Liver Function Tests
A panel of blood tests assessing liver health including ALT, AST, alkaline phosphatase, bilirubin, and albumin. Liver function monitoring is relevant to several peptide drug classes and may be required during treatment with compounds that carry hepatotoxicity risks or undergo hepatic processing.
Technical Context
Standard LFT panel: ALT (alanine aminotransferase — most specific for hepatocellular damage), AST (aspartate aminotransferase — hepatocellular damage, also elevated in muscle/cardiac injury), ALP (alkaline phosphatase — cholestatic disease, bone disease), GGT (gamma-glutamyl transferase — cholestatic disease, alcohol-induced liver injury), total and direct bilirubin (jaundice, haemolysis), and albumin (synthetic function — reduced in chronic liver disease). For peptide drugs: pasireotide can cause hepatic enzyme elevation; somatostatin analogues can cause cholelithiasis (gallstones — reduced gallbladder motility) requiring periodic liver/biliary monitoring; cyclosporine requires LFT monitoring for hepatotoxicity; and carfilzomib/bortezomib may cause transient transaminase elevation. Baseline LFTs and periodic monitoring (every 3-6 months) are standard during many peptide drug therapies.

Actions to take »
a – Does each statement agree with the liver function tests text? Answer yes or no for each, quoting the words that decide it. (i) ALT is the most specific marker for hepatocellular damage. (ii) Somatostatin analogues increase gallbladder motility. (iii) Periodic liver monitoring during many peptide drug therapies is done every 6 to 12 months.
b – Can you duplicate the liver function tests text from "Liver Function Tests" to "undergo hepatic processing."?
The rows aren't needed for anything here.

(Document layout detection data)
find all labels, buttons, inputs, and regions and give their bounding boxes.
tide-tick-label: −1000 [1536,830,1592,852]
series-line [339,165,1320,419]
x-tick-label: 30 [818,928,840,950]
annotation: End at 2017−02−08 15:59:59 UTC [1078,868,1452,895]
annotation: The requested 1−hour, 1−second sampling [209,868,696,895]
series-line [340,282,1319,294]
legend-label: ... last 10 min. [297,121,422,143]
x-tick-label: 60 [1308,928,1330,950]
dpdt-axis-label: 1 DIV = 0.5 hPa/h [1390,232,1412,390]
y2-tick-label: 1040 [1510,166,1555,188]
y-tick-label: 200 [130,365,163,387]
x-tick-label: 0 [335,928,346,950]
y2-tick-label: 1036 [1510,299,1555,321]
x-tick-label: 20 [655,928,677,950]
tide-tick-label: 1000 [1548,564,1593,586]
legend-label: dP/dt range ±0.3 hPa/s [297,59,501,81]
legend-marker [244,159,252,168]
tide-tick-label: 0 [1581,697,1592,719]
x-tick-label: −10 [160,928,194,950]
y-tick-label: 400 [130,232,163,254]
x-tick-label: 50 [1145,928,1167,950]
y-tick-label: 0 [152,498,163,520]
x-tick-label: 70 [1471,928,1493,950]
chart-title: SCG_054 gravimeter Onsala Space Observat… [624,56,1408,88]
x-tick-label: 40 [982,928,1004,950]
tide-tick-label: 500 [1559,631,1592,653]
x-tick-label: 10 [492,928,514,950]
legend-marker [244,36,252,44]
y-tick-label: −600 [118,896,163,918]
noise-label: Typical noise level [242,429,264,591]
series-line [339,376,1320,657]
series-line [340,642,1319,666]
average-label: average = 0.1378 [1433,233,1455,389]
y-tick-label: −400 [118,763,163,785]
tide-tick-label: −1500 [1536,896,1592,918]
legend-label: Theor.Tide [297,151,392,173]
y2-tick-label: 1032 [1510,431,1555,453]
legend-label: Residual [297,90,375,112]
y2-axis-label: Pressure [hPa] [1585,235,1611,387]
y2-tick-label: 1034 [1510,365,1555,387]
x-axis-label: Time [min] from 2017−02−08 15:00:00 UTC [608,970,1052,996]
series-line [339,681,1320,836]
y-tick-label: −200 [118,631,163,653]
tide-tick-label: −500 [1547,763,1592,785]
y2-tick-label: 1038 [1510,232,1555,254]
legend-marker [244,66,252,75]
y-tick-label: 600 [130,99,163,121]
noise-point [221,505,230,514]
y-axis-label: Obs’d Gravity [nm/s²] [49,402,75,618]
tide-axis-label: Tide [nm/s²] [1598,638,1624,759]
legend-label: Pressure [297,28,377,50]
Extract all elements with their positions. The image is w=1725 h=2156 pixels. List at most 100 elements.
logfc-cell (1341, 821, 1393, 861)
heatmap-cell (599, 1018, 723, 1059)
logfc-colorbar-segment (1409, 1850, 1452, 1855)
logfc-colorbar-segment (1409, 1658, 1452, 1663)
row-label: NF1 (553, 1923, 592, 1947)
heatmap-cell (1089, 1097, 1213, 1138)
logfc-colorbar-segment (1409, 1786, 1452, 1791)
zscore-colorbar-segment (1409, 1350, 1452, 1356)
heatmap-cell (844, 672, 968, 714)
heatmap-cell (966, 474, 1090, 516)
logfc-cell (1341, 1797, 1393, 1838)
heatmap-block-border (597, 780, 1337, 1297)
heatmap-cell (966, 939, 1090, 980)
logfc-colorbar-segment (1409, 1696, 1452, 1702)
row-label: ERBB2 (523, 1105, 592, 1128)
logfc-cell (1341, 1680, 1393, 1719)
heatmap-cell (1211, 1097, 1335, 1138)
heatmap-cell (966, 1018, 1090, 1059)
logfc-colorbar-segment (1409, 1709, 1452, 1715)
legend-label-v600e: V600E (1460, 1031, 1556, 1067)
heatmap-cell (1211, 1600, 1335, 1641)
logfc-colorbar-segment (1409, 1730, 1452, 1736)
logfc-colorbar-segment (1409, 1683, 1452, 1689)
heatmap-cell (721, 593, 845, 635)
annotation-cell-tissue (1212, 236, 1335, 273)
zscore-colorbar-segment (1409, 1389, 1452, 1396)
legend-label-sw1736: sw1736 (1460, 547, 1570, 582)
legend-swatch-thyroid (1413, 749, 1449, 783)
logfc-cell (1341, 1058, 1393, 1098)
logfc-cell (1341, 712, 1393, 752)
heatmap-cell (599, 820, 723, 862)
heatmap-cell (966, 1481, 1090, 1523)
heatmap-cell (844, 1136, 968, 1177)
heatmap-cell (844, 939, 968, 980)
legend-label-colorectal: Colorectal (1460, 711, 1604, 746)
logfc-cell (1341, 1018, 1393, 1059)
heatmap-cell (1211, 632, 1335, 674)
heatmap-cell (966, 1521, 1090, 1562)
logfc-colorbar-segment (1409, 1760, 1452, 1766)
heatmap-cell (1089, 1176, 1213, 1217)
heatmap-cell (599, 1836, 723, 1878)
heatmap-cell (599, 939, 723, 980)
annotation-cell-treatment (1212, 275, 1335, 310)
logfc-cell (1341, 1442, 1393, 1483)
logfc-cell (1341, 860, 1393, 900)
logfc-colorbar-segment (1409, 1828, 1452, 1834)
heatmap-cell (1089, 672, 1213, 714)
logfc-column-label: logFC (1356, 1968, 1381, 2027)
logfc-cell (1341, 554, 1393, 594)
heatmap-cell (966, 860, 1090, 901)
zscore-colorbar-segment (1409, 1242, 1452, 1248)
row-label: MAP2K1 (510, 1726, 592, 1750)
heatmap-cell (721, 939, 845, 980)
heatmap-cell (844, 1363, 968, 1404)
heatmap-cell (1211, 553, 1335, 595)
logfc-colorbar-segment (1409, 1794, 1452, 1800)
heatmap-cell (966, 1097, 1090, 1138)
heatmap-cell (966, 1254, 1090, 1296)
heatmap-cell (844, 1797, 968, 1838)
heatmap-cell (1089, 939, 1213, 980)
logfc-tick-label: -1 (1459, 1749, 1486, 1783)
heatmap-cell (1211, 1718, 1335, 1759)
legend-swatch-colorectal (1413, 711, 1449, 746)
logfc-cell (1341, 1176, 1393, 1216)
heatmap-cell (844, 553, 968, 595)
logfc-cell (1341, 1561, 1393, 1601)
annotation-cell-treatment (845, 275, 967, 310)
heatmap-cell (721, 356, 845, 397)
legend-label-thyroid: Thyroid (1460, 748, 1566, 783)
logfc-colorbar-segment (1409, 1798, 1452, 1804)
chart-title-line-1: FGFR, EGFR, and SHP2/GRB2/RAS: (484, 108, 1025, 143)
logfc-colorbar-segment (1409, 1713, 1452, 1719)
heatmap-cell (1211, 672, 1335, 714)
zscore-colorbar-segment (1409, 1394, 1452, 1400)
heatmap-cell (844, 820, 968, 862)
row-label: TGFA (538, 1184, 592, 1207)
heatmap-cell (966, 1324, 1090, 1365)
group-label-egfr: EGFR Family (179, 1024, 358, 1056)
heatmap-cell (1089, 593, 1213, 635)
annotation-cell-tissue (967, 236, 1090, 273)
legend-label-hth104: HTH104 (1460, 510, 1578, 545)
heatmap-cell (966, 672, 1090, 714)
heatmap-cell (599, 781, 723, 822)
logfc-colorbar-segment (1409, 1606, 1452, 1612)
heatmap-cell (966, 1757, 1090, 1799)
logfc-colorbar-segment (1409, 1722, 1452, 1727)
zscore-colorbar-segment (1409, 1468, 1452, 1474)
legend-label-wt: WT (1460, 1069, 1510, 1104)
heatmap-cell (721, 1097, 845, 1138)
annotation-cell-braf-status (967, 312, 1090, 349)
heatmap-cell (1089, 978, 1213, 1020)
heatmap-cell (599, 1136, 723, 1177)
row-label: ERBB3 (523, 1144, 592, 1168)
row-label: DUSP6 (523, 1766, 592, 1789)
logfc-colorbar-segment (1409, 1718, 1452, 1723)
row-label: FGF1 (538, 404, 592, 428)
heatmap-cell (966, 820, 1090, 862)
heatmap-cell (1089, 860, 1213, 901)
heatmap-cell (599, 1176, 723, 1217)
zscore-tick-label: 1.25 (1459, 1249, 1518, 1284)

Replies »
a –
(i) Yes: "most specific for hepatocellular damage"
(ii) No: "reduced gallbladder motility"
(iii) No: "every 3-6 months"

b –
Liver Function Tests
A panel of blood tests assessing liver health including ALT, AST, alkaline phosphatase, bilirubin, and albumin. Liver function monitoring is relevant to several peptide drug classes and may be required during treatment with compounds that carry hepatotoxicity risks or undergo hepatic processing.